(Items from a dataset)
*** Begin section ***
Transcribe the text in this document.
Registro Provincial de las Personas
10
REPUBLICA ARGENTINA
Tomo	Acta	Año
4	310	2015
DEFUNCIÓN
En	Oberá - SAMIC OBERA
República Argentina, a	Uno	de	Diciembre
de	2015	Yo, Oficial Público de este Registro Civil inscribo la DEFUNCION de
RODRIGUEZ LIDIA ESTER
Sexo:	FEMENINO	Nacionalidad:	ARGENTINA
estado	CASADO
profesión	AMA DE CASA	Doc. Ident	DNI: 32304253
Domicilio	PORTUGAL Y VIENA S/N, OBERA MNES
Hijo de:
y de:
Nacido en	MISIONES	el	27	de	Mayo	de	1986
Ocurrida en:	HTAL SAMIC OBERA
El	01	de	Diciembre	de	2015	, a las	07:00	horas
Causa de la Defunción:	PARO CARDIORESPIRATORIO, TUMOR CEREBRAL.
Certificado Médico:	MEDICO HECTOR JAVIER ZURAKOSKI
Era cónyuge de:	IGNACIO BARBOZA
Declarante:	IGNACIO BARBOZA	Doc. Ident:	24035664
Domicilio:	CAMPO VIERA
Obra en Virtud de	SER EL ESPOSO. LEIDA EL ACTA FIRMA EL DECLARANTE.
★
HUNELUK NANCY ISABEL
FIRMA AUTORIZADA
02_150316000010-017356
*** End section ***
PROBLEM DETAILS
Please return all of the entries shown above, exactly as they stand.

OUTPUT BELOW
Transcribe the text in this document.
Registro Provincial de las Personas
10
REPUBLICA ARGENTINA
Tomo	Acta	Año
4	310	2015
DEFUNCIÓN
En	Oberá - SAMIC OBERA
República Argentina, a	Uno	de	Diciembre
de	2015	Yo, Oficial Público de este Registro Civil inscribo la DEFUNCION de
RODRIGUEZ LIDIA ESTER
Sexo:	FEMENINO	Nacionalidad:	ARGENTINA
estado	CASADO
profesión	AMA DE CASA	Doc. Ident	DNI: 32304253
Domicilio	PORTUGAL Y VIENA S/N, OBERA MNES
Hijo de:
y de:
Nacido en	MISIONES	el	27	de	Mayo	de	1986
Ocurrida en:	HTAL SAMIC OBERA
El	01	de	Diciembre	de	2015	, a las	07:00	horas
Causa de la Defunción:	PARO CARDIORESPIRATORIO, TUMOR CEREBRAL.
Certificado Médico:	MEDICO HECTOR JAVIER ZURAKOSKI
Era cónyuge de:	IGNACIO BARBOZA
Declarante:	IGNACIO BARBOZA	Doc. Ident:	24035664
Domicilio:	CAMPO VIERA
Obra en Virtud de	SER EL ESPOSO. LEIDA EL ACTA FIRMA EL DECLARANTE.
★
HUNELUK NANCY ISABEL
FIRMA AUTORIZADA
02_150316000010-017356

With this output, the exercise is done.